-- Start TASK DATA --

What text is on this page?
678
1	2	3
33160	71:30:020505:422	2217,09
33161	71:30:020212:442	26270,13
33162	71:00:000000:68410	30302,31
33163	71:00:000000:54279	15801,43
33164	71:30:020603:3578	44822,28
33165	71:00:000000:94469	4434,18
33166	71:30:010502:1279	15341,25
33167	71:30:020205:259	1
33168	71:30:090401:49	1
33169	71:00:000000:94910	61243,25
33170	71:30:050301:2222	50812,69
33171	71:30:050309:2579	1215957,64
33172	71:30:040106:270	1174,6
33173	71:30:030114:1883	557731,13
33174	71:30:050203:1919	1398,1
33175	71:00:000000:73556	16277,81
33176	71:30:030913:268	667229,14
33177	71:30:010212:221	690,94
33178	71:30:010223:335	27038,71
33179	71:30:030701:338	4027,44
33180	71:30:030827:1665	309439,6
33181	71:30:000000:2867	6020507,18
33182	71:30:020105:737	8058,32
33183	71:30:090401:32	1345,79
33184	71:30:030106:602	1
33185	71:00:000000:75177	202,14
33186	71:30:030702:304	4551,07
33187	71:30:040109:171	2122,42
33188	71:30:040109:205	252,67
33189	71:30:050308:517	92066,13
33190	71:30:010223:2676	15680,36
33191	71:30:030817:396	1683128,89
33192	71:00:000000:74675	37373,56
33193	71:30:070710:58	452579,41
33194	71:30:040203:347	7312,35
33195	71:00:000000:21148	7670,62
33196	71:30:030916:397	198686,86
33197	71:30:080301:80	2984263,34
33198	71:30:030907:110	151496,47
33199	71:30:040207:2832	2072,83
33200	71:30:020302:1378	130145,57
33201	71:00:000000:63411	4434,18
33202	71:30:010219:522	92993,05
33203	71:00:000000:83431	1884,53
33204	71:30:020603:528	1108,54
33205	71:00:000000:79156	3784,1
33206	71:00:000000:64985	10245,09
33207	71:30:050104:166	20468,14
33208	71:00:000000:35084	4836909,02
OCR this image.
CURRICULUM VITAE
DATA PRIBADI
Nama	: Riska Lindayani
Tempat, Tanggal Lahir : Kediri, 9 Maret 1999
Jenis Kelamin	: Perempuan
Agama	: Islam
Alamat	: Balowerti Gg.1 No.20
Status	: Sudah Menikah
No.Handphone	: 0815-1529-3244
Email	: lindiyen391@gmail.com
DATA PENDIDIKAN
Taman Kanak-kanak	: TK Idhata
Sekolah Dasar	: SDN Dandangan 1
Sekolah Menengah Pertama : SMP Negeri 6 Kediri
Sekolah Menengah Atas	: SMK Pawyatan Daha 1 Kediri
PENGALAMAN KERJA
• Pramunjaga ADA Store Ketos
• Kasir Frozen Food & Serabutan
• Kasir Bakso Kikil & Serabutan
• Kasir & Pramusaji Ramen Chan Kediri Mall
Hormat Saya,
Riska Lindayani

-- End TASK DATA --

■ **SHORT PROBLEM**:
Output all of the material exactly as written.

■ **THE REPLY**:
What text is on this page?
678
1	2	3
33160	71:30:020505:422	2217,09
33161	71:30:020212:442	26270,13
33162	71:00:000000:68410	30302,31
33163	71:00:000000:54279	15801,43
33164	71:30:020603:3578	44822,28
33165	71:00:000000:94469	4434,18
33166	71:30:010502:1279	15341,25
33167	71:30:020205:259	1
33168	71:30:090401:49	1
33169	71:00:000000:94910	61243,25
33170	71:30:050301:2222	50812,69
33171	71:30:050309:2579	1215957,64
33172	71:30:040106:270	1174,6
33173	71:30:030114:1883	557731,13
33174	71:30:050203:1919	1398,1
33175	71:00:000000:73556	16277,81
33176	71:30:030913:268	667229,14
33177	71:30:010212:221	690,94
33178	71:30:010223:335	27038,71
33179	71:30:030701:338	4027,44
33180	71:30:030827:1665	309439,6
33181	71:30:000000:2867	6020507,18
33182	71:30:020105:737	8058,32
33183	71:30:090401:32	1345,79
33184	71:30:030106:602	1
33185	71:00:000000:75177	202,14
33186	71:30:030702:304	4551,07
33187	71:30:040109:171	2122,42
33188	71:30:040109:205	252,67
33189	71:30:050308:517	92066,13
33190	71:30:010223:2676	15680,36
33191	71:30:030817:396	1683128,89
33192	71:00:000000:74675	37373,56
33193	71:30:070710:58	452579,41
33194	71:30:040203:347	7312,35
33195	71:00:000000:21148	7670,62
33196	71:30:030916:397	198686,86
33197	71:30:080301:80	2984263,34
33198	71:30:030907:110	151496,47
33199	71:30:040207:2832	2072,83
33200	71:30:020302:1378	130145,57
33201	71:00:000000:63411	4434,18
33202	71:30:010219:522	92993,05
33203	71:00:000000:83431	1884,53
33204	71:30:020603:528	1108,54
33205	71:00:000000:79156	3784,1
33206	71:00:000000:64985	10245,09
33207	71:30:050104:166	20468,14
33208	71:00:000000:35084	4836909,02
OCR this image.
CURRICULUM VITAE
DATA PRIBADI
Nama	: Riska Lindayani
Tempat, Tanggal Lahir : Kediri, 9 Maret 1999
Jenis Kelamin	: Perempuan
Agama	: Islam
Alamat	: Balowerti Gg.1 No.20
Status	: Sudah Menikah
No.Handphone	: 0815-1529-3244
Email	: lindiyen391@gmail.com
DATA PENDIDIKAN
Taman Kanak-kanak	: TK Idhata
Sekolah Dasar	: SDN Dandangan 1
Sekolah Menengah Pertama : SMP Negeri 6 Kediri
Sekolah Menengah Atas	: SMK Pawyatan Daha 1 Kediri
PENGALAMAN KERJA
• Pramunjaga ADA Store Ketos
• Kasir Frozen Food & Serabutan
• Kasir Bakso Kikil & Serabutan
• Kasir & Pramusaji Ramen Chan Kediri Mall
Hormat Saya,
Riska Lindayani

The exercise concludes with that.